**Work to do**
Across the entries, how many lines have the string "JSON" in them? Reply with only a number.

**Data**
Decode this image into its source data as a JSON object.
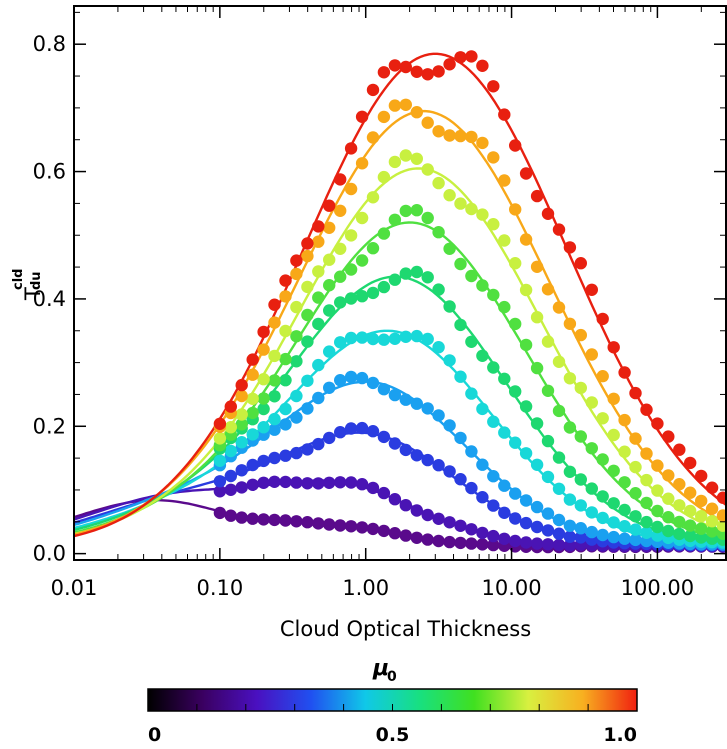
{
  "chart_data": {
    "type": "line",
    "xlabel": "Cloud Optical Thickness",
    "ylabel": "T",
    "ylabel_sup": "cld",
    "ylabel_sub": "du",
    "x_scale": "log",
    "xlim": [
      0.01,
      300
    ],
    "ylim": [
      -0.01,
      0.86
    ],
    "x_ticks": [
      {
        "v": 0.01,
        "label": "0.01"
      },
      {
        "v": 0.1,
        "label": "0.10"
      },
      {
        "v": 1,
        "label": "1.00"
      },
      {
        "v": 10,
        "label": "10.00"
      },
      {
        "v": 100,
        "label": "100.00"
      }
    ],
    "y_ticks": [
      {
        "v": 0.0,
        "label": "0.0"
      },
      {
        "v": 0.2,
        "label": "0.2"
      },
      {
        "v": 0.4,
        "label": "0.4"
      },
      {
        "v": 0.6,
        "label": "0.6"
      },
      {
        "v": 0.8,
        "label": "0.8"
      }
    ],
    "grid": false,
    "series": [
      {
        "mu0": 0.1,
        "color": "#5a0a8c",
        "peak_x": 0.35,
        "peak_y": 0.05
      },
      {
        "mu0": 0.2,
        "color": "#4a14b4",
        "peak_x": 0.5,
        "peak_y": 0.115
      },
      {
        "mu0": 0.3,
        "color": "#2a3ce0",
        "peak_x": 0.9,
        "peak_y": 0.19
      },
      {
        "mu0": 0.4,
        "color": "#1aa0f0",
        "peak_x": 1.0,
        "peak_y": 0.27
      },
      {
        "mu0": 0.5,
        "color": "#18d8d8",
        "peak_x": 1.4,
        "peak_y": 0.35
      },
      {
        "mu0": 0.6,
        "color": "#1ed870",
        "peak_x": 1.6,
        "peak_y": 0.435
      },
      {
        "mu0": 0.7,
        "color": "#50e040",
        "peak_x": 2.0,
        "peak_y": 0.52
      },
      {
        "mu0": 0.8,
        "color": "#c8f040",
        "peak_x": 2.3,
        "peak_y": 0.605
      },
      {
        "mu0": 0.9,
        "color": "#f8a818",
        "peak_x": 2.5,
        "peak_y": 0.695
      },
      {
        "mu0": 1.0,
        "color": "#e82010",
        "peak_x": 3.0,
        "peak_y": 0.785
      }
    ],
    "colorbar": {
      "title": "μ",
      "title_sub": "0",
      "range": [
        0,
        1.0
      ],
      "ticks": [
        {
          "v": 0,
          "label": "0"
        },
        {
          "v": 0.5,
          "label": "0.5"
        },
        {
          "v": 1.0,
          "label": "1.0"
        }
      ],
      "stops": [
        "#000000",
        "#3a0060",
        "#4a10c0",
        "#2050f0",
        "#10c8e8",
        "#18e080",
        "#40e020",
        "#d8f040",
        "#f8b020",
        "#f02010"
      ]
    }
  }
}
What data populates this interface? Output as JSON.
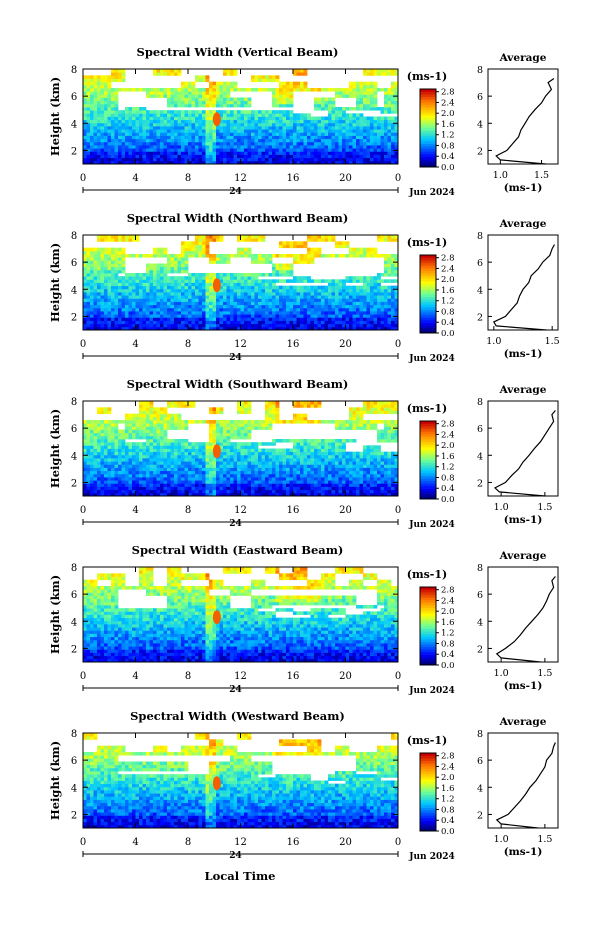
{
  "figure": {
    "shared_xlabel": "Local Time",
    "date_label": "Jun 2024",
    "day_label": "24",
    "unit_label_base": "(ms",
    "unit_label_exp": "-1",
    "unit_label_close": ")",
    "average_title": "Average",
    "height_axis_label": "Height (km)"
  },
  "chart_data": [
    {
      "type": "heatmap",
      "title": "Spectral Width (Vertical Beam)",
      "xlabel": "Local Time",
      "ylabel": "Height (km)",
      "x_ticks": [
        "0",
        "4",
        "8",
        "12",
        "16",
        "20",
        "0"
      ],
      "y_ticks": [
        "2",
        "4",
        "6",
        "8"
      ],
      "xlim": [
        0,
        24
      ],
      "ylim": [
        1,
        8
      ],
      "colorbar": {
        "label": "(ms-1)",
        "ticks": [
          "0.0",
          "0.4",
          "0.8",
          "1.2",
          "1.6",
          "2.0",
          "2.4",
          "2.8"
        ],
        "range": [
          0,
          2.9
        ]
      },
      "average_profile": {
        "title": "Average",
        "xlabel": "(ms-1)",
        "x_ticks": [
          "1.0",
          "1.5"
        ],
        "xlim": [
          0.85,
          1.7
        ],
        "ylim": [
          1,
          8
        ],
        "y_ticks": [
          "2",
          "4",
          "6",
          "8"
        ],
        "height_km": [
          1.0,
          1.3,
          1.6,
          2.0,
          2.5,
          3.0,
          3.5,
          4.0,
          4.5,
          5.0,
          5.5,
          6.0,
          6.5,
          7.0,
          7.3
        ],
        "width": [
          1.55,
          1.0,
          0.95,
          1.08,
          1.15,
          1.22,
          1.25,
          1.3,
          1.35,
          1.42,
          1.5,
          1.55,
          1.62,
          1.58,
          1.65
        ]
      }
    },
    {
      "type": "heatmap",
      "title": "Spectral Width (Northward Beam)",
      "xlabel": "Local Time",
      "ylabel": "Height (km)",
      "x_ticks": [
        "0",
        "4",
        "8",
        "12",
        "16",
        "20",
        "0"
      ],
      "y_ticks": [
        "2",
        "4",
        "6",
        "8"
      ],
      "xlim": [
        0,
        24
      ],
      "ylim": [
        1,
        8
      ],
      "colorbar": {
        "label": "(ms-1)",
        "ticks": [
          "0.0",
          "0.4",
          "0.8",
          "1.2",
          "1.6",
          "2.0",
          "2.4",
          "2.8"
        ],
        "range": [
          0,
          2.9
        ]
      },
      "average_profile": {
        "title": "Average",
        "xlabel": "(ms-1)",
        "x_ticks": [
          "1.0",
          "1.5"
        ],
        "xlim": [
          0.95,
          1.55
        ],
        "ylim": [
          1,
          8
        ],
        "y_ticks": [
          "2",
          "4",
          "6",
          "8"
        ],
        "height_km": [
          1.0,
          1.3,
          1.6,
          2.0,
          2.5,
          3.0,
          3.5,
          4.0,
          4.5,
          5.0,
          5.5,
          6.0,
          6.5,
          7.0,
          7.3
        ],
        "width": [
          1.45,
          1.02,
          1.0,
          1.1,
          1.15,
          1.2,
          1.22,
          1.25,
          1.3,
          1.32,
          1.38,
          1.42,
          1.48,
          1.5,
          1.52
        ]
      }
    },
    {
      "type": "heatmap",
      "title": "Spectral Width (Southward Beam)",
      "xlabel": "Local Time",
      "ylabel": "Height (km)",
      "x_ticks": [
        "0",
        "4",
        "8",
        "12",
        "16",
        "20",
        "0"
      ],
      "y_ticks": [
        "2",
        "4",
        "6",
        "8"
      ],
      "xlim": [
        0,
        24
      ],
      "ylim": [
        1,
        8
      ],
      "colorbar": {
        "label": "(ms-1)",
        "ticks": [
          "0.0",
          "0.4",
          "0.8",
          "1.2",
          "1.6",
          "2.0",
          "2.4",
          "2.8"
        ],
        "range": [
          0,
          2.9
        ]
      },
      "average_profile": {
        "title": "Average",
        "xlabel": "(ms-1)",
        "x_ticks": [
          "1.0",
          "1.5"
        ],
        "xlim": [
          0.85,
          1.65
        ],
        "ylim": [
          1,
          8
        ],
        "y_ticks": [
          "2",
          "4",
          "6",
          "8"
        ],
        "height_km": [
          1.0,
          1.3,
          1.6,
          2.0,
          2.5,
          3.0,
          3.5,
          4.0,
          4.5,
          5.0,
          5.5,
          6.0,
          6.5,
          7.0,
          7.3
        ],
        "width": [
          1.5,
          0.98,
          0.93,
          1.05,
          1.12,
          1.2,
          1.25,
          1.32,
          1.38,
          1.45,
          1.5,
          1.55,
          1.6,
          1.58,
          1.62
        ]
      }
    },
    {
      "type": "heatmap",
      "title": "Spectral Width (Eastward Beam)",
      "xlabel": "Local Time",
      "ylabel": "Height (km)",
      "x_ticks": [
        "0",
        "4",
        "8",
        "12",
        "16",
        "20",
        "0"
      ],
      "y_ticks": [
        "2",
        "4",
        "6",
        "8"
      ],
      "xlim": [
        0,
        24
      ],
      "ylim": [
        1,
        8
      ],
      "colorbar": {
        "label": "(ms-1)",
        "ticks": [
          "0.0",
          "0.4",
          "0.8",
          "1.2",
          "1.6",
          "2.0",
          "2.4",
          "2.8"
        ],
        "range": [
          0,
          2.9
        ]
      },
      "average_profile": {
        "title": "Average",
        "xlabel": "(ms-1)",
        "x_ticks": [
          "1.0",
          "1.5"
        ],
        "xlim": [
          0.85,
          1.65
        ],
        "ylim": [
          1,
          8
        ],
        "y_ticks": [
          "2",
          "4",
          "6",
          "8"
        ],
        "height_km": [
          1.0,
          1.3,
          1.6,
          2.0,
          2.5,
          3.0,
          3.5,
          4.0,
          4.5,
          5.0,
          5.5,
          6.0,
          6.5,
          7.0,
          7.3
        ],
        "width": [
          1.45,
          1.0,
          0.95,
          1.05,
          1.15,
          1.22,
          1.28,
          1.35,
          1.42,
          1.48,
          1.52,
          1.55,
          1.6,
          1.58,
          1.62
        ]
      }
    },
    {
      "type": "heatmap",
      "title": "Spectral Width (Westward Beam)",
      "xlabel": "Local Time",
      "ylabel": "Height (km)",
      "x_ticks": [
        "0",
        "4",
        "8",
        "12",
        "16",
        "20",
        "0"
      ],
      "y_ticks": [
        "2",
        "4",
        "6",
        "8"
      ],
      "xlim": [
        0,
        24
      ],
      "ylim": [
        1,
        8
      ],
      "colorbar": {
        "label": "(ms-1)",
        "ticks": [
          "0.0",
          "0.4",
          "0.8",
          "1.2",
          "1.6",
          "2.0",
          "2.4",
          "2.8"
        ],
        "range": [
          0,
          2.9
        ]
      },
      "average_profile": {
        "title": "Average",
        "xlabel": "(ms-1)",
        "x_ticks": [
          "1.0",
          "1.5"
        ],
        "xlim": [
          0.85,
          1.65
        ],
        "ylim": [
          1,
          8
        ],
        "y_ticks": [
          "2",
          "4",
          "6",
          "8"
        ],
        "height_km": [
          1.0,
          1.3,
          1.6,
          2.0,
          2.5,
          3.0,
          3.5,
          4.0,
          4.5,
          5.0,
          5.5,
          6.0,
          6.5,
          7.0,
          7.3
        ],
        "width": [
          1.42,
          1.0,
          0.95,
          1.08,
          1.15,
          1.22,
          1.28,
          1.33,
          1.4,
          1.45,
          1.5,
          1.52,
          1.58,
          1.6,
          1.62
        ]
      }
    }
  ]
}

**Result for this exercise**
2